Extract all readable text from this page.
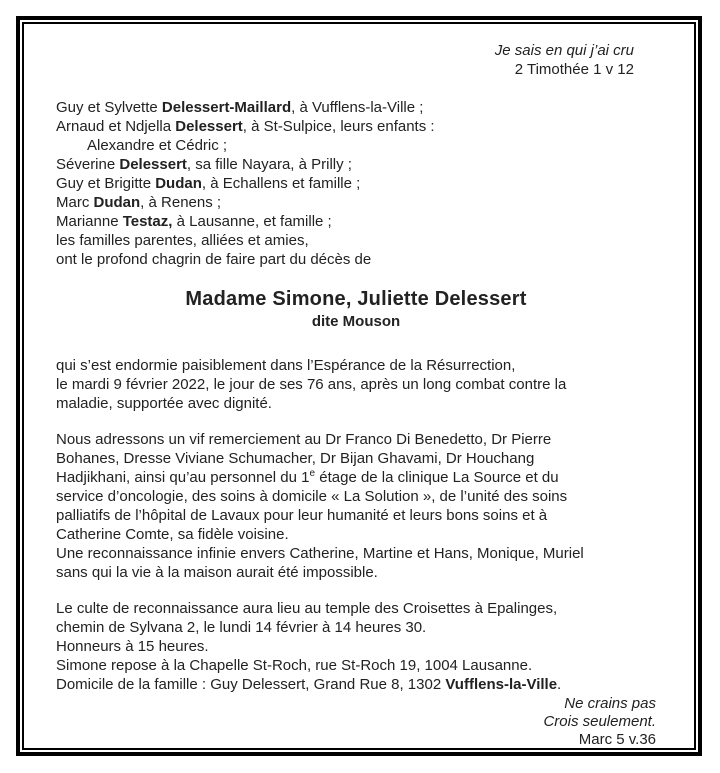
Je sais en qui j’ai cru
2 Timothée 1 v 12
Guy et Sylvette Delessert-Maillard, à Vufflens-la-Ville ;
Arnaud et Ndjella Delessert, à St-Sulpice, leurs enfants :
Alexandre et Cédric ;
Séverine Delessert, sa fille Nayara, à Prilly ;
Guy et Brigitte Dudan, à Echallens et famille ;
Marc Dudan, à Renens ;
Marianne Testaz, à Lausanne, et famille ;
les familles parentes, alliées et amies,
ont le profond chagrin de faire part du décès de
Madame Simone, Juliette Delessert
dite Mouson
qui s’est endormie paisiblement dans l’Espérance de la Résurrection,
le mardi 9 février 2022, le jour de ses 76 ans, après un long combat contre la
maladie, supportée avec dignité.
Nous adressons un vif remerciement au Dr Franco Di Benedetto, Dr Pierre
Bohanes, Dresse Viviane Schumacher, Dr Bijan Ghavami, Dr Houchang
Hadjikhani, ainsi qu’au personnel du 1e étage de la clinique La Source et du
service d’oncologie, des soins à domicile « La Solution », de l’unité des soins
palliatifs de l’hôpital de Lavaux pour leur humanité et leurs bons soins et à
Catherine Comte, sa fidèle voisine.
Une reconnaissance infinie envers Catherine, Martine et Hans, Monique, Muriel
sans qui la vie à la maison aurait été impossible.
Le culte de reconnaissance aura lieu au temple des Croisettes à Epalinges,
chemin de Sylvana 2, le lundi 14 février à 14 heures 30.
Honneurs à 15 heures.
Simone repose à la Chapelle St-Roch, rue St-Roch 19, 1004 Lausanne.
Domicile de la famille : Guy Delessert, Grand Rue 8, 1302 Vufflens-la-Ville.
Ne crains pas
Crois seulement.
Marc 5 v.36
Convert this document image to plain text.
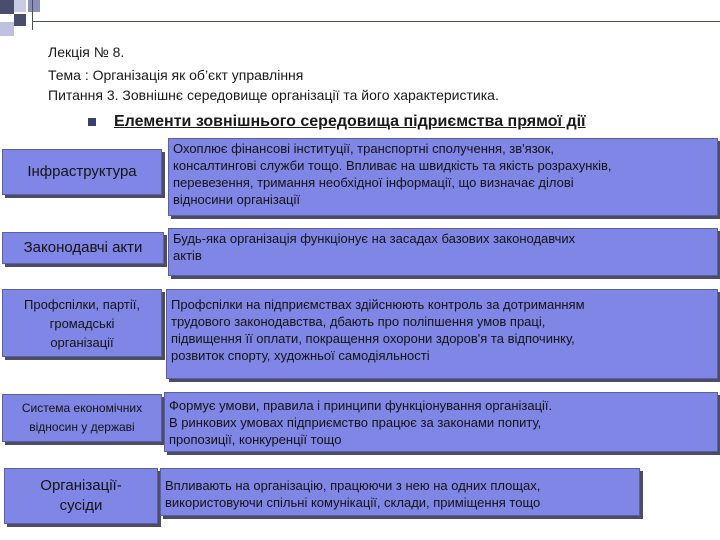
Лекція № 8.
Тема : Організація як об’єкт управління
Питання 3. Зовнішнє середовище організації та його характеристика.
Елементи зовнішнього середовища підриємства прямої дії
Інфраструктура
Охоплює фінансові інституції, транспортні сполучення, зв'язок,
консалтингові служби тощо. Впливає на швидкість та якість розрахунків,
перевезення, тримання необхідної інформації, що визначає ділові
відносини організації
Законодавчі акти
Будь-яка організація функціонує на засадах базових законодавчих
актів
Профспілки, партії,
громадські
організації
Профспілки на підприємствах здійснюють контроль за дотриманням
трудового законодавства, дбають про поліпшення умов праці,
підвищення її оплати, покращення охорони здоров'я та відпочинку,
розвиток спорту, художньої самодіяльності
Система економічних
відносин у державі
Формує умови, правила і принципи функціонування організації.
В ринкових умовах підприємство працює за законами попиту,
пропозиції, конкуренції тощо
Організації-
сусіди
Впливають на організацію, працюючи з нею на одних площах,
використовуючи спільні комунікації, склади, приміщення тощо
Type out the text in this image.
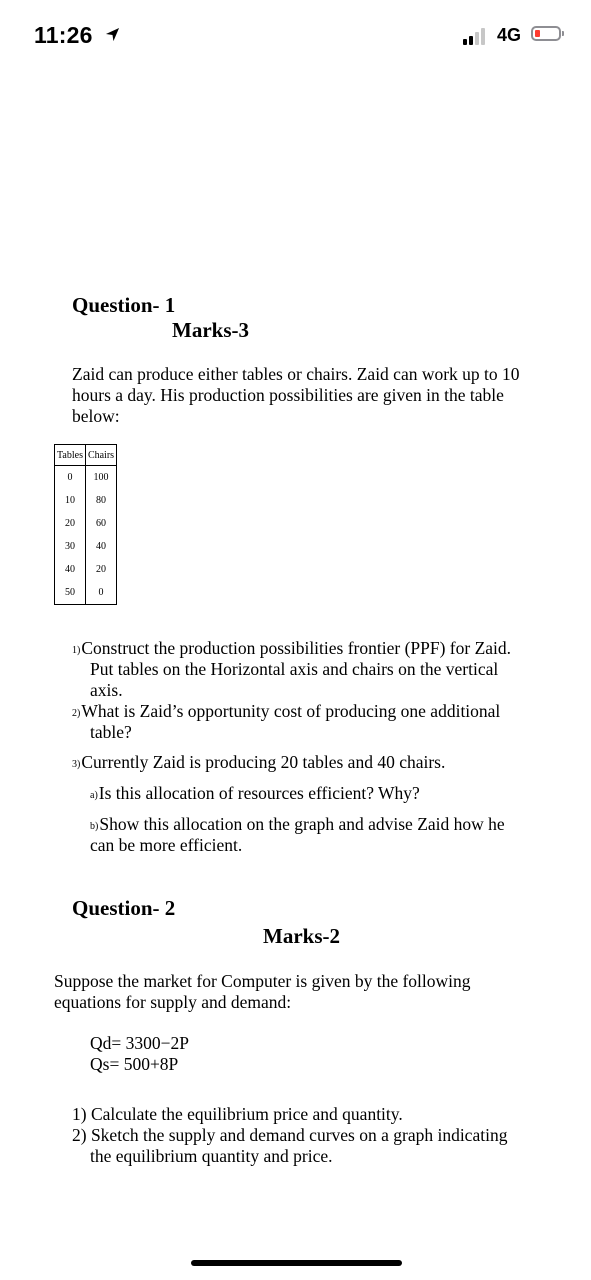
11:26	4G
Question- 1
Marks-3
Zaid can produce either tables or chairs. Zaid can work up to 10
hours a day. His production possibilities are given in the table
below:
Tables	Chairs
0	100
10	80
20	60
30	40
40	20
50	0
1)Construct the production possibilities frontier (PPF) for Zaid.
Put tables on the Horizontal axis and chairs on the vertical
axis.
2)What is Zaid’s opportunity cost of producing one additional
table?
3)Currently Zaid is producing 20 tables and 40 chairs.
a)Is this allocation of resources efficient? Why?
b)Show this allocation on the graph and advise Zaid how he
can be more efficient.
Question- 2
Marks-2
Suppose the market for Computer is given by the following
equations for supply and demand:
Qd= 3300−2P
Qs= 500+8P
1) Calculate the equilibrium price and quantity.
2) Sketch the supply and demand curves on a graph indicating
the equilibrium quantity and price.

_GIVEN PROBLEM_
Give back every line exactly as it stands, pictures excluded.

_RIGHT ANSWER_
Extract all readable text from this page.
Je sais en qui j’ai cru
2 Timothée 1 v 12
Guy et Sylvette Delessert-Maillard, à Vufflens-la-Ville ;
Arnaud et Ndjella Delessert, à St-Sulpice, leurs enfants :
Alexandre et Cédric ;
Séverine Delessert, sa fille Nayara, à Prilly ;
Guy et Brigitte Dudan, à Echallens et famille ;
Marc Dudan, à Renens ;
Marianne Testaz, à Lausanne, et famille ;
les familles parentes, alliées et amies,
ont le profond chagrin de faire part du décès de
Madame Simone, Juliette Delessert
dite Mouson
qui s’est endormie paisiblement dans l’Espérance de la Résurrection,
le mardi 9 février 2022, le jour de ses 76 ans, après un long combat contre la
maladie, supportée avec dignité.
Nous adressons un vif remerciement au Dr Franco Di Benedetto, Dr Pierre
Bohanes, Dresse Viviane Schumacher, Dr Bijan Ghavami, Dr Houchang
Hadjikhani, ainsi qu’au personnel du 1e étage de la clinique La Source et du
service d’oncologie, des soins à domicile « La Solution », de l’unité des soins
palliatifs de l’hôpital de Lavaux pour leur humanité et leurs bons soins et à
Catherine Comte, sa fidèle voisine.
Une reconnaissance infinie envers Catherine, Martine et Hans, Monique, Muriel
sans qui la vie à la maison aurait été impossible.
Le culte de reconnaissance aura lieu au temple des Croisettes à Epalinges,
chemin de Sylvana 2, le lundi 14 février à 14 heures 30.
Honneurs à 15 heures.
Simone repose à la Chapelle St-Roch, rue St-Roch 19, 1004 Lausanne.
Domicile de la famille : Guy Delessert, Grand Rue 8, 1302 Vufflens-la-Ville.
Ne crains pas
Crois seulement.
Marc 5 v.36
Convert this document image to plain text.
Лекція № 8.
Тема : Організація як об’єкт управління
Питання 3. Зовнішнє середовище організації та його характеристика.
Елементи зовнішнього середовища підриємства прямої дії
Інфраструктура
Охоплює фінансові інституції, транспортні сполучення, зв'язок,
консалтингові служби тощо. Впливає на швидкість та якість розрахунків,
перевезення, тримання необхідної інформації, що визначає ділові
відносини організації
Законодавчі акти
Будь-яка організація функціонує на засадах базових законодавчих
актів
Профспілки, партії,
громадські
організації
Профспілки на підприємствах здійснюють контроль за дотриманням
трудового законодавства, дбають про поліпшення умов праці,
підвищення її оплати, покращення охорони здоров'я та відпочинку,
розвиток спорту, художньої самодіяльності
Система економічних
відносин у державі
Формує умови, правила і принципи функціонування організації.
В ринкових умовах підприємство працює за законами попиту,
пропозиції, конкуренції тощо
Організації-
сусіди
Впливають на організацію, працюючи з нею на одних площах,
використовуючи спільні комунікації, склади, приміщення тощо
Type out the text in this image.
11:26	4G
Question- 1
Marks-3
Zaid can produce either tables or chairs. Zaid can work up to 10
hours a day. His production possibilities are given in the table
below:
Tables	Chairs
0	100
10	80
20	60
30	40
40	20
50	0
1)Construct the production possibilities frontier (PPF) for Zaid.
Put tables on the Horizontal axis and chairs on the vertical
axis.
2)What is Zaid’s opportunity cost of producing one additional
table?
3)Currently Zaid is producing 20 tables and 40 chairs.
a)Is this allocation of resources efficient? Why?
b)Show this allocation on the graph and advise Zaid how he
can be more efficient.
Question- 2
Marks-2
Suppose the market for Computer is given by the following
equations for supply and demand:
Qd= 3300−2P
Qs= 500+8P
1) Calculate the equilibrium price and quantity.
2) Sketch the supply and demand curves on a graph indicating
the equilibrium quantity and price.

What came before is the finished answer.